[Item position entries]
##########
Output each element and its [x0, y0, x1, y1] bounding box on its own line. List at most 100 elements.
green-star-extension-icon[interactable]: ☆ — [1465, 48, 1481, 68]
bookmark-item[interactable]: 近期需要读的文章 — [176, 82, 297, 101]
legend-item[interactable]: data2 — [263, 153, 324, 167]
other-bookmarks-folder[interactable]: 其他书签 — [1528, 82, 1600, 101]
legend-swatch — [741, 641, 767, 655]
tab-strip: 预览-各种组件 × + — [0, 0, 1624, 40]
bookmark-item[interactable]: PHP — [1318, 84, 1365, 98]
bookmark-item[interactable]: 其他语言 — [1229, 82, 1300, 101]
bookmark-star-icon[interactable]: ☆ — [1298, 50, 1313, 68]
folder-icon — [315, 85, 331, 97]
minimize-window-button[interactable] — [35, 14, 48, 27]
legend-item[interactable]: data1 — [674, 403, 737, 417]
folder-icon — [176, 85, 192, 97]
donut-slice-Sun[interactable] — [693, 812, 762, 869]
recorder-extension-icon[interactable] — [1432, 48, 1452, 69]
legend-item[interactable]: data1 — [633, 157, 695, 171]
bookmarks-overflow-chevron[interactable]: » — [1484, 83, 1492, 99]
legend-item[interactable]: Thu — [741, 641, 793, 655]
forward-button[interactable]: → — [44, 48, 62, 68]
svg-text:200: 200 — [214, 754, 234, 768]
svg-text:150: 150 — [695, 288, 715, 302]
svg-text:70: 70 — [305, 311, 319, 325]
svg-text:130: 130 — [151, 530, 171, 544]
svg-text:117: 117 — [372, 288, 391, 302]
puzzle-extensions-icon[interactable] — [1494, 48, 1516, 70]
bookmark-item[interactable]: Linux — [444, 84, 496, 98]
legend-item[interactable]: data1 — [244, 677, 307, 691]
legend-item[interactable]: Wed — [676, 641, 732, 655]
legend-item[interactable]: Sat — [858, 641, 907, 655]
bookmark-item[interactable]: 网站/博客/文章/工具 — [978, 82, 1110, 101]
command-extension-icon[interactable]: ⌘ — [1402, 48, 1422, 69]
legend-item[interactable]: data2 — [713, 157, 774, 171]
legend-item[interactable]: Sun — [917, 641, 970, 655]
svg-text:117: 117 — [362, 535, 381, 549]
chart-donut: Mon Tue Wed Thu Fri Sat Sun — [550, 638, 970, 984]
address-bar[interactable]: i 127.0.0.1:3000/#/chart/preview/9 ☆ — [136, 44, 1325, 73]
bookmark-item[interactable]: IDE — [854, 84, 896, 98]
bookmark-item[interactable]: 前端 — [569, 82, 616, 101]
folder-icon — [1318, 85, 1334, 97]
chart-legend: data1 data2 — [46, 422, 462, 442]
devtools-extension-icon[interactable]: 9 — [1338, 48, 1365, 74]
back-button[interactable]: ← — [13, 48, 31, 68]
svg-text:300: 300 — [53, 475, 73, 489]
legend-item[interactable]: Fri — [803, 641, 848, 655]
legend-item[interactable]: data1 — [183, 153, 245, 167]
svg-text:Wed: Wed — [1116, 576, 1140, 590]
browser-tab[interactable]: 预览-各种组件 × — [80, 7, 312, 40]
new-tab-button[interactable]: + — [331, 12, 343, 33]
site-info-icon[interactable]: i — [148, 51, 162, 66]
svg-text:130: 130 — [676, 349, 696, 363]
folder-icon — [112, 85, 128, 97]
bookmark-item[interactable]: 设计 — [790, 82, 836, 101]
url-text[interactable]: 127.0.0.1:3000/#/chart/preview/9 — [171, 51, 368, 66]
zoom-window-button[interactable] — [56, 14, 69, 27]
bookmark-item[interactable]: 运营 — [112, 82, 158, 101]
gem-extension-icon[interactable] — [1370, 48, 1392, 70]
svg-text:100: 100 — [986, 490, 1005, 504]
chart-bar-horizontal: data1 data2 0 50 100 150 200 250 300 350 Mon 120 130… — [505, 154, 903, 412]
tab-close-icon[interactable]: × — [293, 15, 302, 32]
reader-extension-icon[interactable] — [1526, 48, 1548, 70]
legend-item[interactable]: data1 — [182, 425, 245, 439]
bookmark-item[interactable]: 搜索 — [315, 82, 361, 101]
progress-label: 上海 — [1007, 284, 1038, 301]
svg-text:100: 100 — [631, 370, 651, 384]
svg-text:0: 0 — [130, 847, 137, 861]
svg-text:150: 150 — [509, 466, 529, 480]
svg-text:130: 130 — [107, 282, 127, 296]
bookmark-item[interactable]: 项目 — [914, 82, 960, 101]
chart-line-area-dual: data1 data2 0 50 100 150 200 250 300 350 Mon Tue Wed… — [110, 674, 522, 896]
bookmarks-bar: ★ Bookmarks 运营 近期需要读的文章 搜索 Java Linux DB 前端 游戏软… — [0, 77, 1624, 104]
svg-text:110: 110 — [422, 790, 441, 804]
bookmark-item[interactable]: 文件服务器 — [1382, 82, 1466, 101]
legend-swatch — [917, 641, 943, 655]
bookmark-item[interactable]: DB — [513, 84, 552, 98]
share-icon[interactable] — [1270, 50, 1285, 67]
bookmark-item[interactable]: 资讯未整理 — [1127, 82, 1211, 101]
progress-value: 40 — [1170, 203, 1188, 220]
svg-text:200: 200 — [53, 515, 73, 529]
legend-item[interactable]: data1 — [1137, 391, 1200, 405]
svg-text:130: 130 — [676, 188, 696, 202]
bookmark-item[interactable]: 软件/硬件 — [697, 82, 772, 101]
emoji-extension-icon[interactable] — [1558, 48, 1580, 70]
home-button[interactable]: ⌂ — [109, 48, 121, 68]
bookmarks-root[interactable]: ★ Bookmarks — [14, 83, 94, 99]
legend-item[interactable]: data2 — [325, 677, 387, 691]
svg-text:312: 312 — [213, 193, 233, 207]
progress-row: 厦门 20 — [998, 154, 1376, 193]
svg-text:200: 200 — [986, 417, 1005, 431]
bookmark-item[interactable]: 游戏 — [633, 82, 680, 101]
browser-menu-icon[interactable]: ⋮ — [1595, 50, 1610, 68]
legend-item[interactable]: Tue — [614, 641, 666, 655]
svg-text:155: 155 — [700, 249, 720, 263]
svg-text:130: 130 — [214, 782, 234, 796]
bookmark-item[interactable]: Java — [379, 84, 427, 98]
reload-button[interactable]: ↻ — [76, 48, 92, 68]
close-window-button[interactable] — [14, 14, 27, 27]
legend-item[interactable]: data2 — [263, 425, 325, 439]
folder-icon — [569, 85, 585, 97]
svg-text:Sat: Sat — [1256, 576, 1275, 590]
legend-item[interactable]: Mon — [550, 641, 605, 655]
##########
### Task goal
Find and copy every line in the items above that contains the string "star". Case counts.

### Response
green-star-extension-icon[interactable]: ☆ — [1465, 48, 1481, 68]
bookmark-star-icon[interactable]: ☆ — [1298, 50, 1313, 68]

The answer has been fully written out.